• **What to do**:
Work out how many lines include "xlabel" and answer with that number only.

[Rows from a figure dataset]

▶

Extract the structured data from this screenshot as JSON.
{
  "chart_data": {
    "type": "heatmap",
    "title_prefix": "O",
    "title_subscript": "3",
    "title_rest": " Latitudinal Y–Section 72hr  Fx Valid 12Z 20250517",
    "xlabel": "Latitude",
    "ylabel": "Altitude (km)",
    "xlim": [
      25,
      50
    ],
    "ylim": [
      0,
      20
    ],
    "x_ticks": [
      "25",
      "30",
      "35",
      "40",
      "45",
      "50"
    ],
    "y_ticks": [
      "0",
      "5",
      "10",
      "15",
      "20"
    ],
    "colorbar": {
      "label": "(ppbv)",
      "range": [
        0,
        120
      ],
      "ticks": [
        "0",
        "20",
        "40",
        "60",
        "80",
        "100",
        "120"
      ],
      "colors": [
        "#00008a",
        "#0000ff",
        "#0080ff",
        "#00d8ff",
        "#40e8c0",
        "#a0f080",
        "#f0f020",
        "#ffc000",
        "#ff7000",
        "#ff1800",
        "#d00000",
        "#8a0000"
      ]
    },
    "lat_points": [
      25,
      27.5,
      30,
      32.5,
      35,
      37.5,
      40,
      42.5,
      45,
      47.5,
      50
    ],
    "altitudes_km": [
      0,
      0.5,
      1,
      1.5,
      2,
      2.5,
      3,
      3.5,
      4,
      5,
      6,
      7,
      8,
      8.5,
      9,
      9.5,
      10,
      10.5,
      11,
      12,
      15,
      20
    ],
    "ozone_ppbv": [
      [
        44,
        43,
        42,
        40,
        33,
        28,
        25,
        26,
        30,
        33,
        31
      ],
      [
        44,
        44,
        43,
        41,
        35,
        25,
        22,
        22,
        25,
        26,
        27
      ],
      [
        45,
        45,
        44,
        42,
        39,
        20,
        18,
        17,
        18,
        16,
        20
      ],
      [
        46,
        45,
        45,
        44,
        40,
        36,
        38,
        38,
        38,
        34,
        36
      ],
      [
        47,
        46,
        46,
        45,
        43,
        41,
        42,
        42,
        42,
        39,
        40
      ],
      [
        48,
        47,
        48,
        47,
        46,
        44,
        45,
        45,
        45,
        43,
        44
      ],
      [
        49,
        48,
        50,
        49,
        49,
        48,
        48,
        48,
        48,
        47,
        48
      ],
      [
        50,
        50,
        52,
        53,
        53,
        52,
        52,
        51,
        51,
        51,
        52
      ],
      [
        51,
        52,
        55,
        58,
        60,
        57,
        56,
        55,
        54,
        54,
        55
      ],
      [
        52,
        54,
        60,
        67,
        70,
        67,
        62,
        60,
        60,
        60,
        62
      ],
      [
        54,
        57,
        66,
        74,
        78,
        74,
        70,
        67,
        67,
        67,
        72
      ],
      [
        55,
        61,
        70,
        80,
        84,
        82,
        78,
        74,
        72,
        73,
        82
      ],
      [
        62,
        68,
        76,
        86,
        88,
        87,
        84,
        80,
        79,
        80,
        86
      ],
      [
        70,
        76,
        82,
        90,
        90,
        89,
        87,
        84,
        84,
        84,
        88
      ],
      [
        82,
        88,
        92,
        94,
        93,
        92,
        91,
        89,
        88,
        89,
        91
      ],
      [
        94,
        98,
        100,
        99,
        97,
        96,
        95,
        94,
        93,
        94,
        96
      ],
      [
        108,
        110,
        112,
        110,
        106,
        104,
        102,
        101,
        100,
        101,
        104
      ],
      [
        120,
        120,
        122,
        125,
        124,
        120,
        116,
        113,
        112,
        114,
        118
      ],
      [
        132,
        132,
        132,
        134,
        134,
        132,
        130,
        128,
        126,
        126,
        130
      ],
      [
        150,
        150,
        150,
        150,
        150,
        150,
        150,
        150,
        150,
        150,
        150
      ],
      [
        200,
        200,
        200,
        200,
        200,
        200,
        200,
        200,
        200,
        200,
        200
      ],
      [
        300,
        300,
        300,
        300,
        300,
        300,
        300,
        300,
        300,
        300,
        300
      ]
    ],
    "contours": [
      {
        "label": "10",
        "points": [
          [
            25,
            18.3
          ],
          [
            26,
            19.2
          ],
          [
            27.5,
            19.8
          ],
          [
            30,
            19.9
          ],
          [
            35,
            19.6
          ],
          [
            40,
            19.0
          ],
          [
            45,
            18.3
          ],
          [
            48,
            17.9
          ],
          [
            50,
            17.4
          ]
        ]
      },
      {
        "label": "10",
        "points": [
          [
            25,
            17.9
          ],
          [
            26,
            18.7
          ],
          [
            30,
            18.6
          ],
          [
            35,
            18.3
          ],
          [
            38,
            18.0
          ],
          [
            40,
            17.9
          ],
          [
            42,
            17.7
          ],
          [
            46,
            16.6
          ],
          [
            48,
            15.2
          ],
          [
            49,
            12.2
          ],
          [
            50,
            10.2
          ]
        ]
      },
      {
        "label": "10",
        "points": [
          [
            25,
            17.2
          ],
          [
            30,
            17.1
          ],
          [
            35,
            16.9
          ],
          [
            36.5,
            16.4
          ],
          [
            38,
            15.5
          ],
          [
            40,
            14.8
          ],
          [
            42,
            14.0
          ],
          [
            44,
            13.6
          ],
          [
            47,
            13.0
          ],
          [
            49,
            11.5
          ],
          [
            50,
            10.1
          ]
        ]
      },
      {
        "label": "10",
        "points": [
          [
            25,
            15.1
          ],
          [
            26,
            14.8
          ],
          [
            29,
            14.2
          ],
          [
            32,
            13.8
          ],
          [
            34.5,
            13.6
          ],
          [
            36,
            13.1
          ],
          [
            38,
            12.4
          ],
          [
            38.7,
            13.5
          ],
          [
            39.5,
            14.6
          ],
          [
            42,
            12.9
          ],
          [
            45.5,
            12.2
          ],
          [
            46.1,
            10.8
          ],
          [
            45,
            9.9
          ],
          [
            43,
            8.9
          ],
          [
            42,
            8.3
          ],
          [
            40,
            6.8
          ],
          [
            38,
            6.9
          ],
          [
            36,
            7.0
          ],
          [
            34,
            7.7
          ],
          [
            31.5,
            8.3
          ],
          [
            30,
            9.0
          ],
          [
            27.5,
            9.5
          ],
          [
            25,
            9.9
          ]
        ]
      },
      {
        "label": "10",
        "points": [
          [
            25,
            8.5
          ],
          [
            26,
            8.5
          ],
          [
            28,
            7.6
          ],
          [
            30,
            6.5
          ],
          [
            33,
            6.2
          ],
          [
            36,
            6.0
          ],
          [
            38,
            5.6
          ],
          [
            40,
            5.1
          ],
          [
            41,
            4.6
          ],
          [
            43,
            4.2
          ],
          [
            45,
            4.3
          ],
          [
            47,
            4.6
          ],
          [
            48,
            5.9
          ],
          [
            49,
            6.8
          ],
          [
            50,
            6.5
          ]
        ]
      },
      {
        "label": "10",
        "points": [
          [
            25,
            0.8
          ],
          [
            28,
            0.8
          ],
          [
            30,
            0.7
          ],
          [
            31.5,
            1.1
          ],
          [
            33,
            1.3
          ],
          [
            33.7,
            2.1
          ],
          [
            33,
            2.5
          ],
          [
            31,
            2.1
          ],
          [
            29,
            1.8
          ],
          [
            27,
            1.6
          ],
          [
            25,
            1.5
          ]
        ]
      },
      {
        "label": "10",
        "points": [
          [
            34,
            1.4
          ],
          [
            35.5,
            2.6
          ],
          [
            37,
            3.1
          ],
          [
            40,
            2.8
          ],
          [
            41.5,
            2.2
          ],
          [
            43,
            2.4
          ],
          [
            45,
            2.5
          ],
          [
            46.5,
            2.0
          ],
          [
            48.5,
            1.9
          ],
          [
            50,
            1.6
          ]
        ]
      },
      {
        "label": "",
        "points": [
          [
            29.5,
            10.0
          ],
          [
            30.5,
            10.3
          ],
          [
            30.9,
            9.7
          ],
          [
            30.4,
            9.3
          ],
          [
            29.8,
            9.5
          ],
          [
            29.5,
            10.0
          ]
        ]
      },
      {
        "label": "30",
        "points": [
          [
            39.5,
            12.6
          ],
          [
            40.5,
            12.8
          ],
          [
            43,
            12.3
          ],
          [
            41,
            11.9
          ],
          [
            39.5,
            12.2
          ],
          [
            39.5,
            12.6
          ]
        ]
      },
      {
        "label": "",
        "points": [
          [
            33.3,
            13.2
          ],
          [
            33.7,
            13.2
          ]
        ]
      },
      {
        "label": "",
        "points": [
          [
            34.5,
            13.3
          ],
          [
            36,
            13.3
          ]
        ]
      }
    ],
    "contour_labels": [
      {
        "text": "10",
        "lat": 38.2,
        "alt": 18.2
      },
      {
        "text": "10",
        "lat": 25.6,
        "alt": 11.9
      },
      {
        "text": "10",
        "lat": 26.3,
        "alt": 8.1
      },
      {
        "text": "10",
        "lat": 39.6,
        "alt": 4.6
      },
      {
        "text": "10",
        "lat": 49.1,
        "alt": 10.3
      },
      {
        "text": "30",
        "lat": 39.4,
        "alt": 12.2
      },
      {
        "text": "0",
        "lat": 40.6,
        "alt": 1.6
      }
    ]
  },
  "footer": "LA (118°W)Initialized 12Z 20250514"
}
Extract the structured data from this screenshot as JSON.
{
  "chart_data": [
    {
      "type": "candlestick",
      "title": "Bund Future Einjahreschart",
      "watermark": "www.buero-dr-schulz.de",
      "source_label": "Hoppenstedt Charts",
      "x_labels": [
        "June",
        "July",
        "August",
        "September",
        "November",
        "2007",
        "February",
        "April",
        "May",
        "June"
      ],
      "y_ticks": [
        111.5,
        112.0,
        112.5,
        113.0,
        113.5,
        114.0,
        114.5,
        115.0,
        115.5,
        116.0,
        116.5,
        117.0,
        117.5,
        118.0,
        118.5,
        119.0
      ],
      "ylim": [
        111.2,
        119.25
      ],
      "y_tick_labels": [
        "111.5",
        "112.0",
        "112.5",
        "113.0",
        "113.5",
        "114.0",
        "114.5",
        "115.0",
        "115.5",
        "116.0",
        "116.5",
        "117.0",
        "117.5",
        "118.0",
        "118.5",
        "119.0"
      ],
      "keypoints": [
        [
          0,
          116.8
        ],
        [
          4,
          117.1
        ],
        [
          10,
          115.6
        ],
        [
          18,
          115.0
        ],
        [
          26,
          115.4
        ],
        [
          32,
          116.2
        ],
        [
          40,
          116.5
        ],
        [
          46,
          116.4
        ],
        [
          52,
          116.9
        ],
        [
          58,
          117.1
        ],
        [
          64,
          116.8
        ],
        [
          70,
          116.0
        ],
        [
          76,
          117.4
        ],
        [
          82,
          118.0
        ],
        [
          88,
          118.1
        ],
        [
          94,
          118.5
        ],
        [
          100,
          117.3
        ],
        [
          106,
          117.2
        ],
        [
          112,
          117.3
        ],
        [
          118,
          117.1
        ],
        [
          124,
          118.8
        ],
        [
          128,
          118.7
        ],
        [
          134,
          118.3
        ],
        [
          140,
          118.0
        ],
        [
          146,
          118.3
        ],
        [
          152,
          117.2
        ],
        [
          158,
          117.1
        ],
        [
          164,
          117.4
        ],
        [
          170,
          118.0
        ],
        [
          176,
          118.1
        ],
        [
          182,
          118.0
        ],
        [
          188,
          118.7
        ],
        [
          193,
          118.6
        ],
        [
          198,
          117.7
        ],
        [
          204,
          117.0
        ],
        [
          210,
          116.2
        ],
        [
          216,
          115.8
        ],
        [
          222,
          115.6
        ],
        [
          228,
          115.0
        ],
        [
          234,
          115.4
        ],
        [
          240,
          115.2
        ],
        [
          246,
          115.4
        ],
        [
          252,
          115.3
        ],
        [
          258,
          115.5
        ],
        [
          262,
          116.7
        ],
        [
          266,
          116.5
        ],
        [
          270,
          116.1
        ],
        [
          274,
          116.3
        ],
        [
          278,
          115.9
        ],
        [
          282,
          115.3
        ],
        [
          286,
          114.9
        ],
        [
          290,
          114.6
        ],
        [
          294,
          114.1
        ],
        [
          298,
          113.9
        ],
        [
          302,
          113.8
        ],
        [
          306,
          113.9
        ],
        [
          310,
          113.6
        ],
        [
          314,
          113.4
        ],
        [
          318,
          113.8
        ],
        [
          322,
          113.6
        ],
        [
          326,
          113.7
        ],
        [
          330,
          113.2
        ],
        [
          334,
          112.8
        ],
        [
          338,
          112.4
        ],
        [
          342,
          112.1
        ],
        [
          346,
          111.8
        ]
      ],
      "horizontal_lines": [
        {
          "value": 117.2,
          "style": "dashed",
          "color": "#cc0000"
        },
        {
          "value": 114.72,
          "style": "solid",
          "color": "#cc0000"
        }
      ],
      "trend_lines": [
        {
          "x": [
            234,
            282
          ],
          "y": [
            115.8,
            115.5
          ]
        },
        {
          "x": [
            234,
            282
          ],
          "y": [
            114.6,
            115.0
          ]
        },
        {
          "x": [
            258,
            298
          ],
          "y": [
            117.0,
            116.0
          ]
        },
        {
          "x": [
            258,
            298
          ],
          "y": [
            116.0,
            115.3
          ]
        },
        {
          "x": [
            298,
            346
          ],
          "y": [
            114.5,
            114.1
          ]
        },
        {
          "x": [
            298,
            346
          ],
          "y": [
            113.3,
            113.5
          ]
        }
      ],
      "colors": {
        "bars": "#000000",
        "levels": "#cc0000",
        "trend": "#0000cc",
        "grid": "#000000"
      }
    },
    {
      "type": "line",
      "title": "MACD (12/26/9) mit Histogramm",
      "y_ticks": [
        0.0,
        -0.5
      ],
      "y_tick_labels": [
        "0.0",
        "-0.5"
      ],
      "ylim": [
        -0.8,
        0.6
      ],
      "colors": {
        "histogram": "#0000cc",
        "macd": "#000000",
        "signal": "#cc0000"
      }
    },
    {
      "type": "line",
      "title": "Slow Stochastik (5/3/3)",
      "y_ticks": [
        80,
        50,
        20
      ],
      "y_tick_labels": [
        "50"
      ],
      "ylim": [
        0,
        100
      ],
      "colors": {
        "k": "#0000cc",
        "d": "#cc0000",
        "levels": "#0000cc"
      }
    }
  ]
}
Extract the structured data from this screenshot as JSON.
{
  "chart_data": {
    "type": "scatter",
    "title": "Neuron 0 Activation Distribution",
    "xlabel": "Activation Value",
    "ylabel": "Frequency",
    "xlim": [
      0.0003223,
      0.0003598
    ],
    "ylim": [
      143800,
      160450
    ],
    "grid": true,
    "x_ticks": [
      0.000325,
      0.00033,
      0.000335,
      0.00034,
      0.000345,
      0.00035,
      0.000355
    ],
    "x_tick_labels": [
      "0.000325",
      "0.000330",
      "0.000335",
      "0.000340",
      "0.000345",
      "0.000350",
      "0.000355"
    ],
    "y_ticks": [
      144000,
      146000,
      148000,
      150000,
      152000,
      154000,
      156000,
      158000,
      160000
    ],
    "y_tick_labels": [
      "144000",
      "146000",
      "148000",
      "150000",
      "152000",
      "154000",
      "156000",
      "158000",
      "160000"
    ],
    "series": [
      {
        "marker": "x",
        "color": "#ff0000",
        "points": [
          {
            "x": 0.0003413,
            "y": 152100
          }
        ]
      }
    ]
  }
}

◀

• **Completed exercise**:
2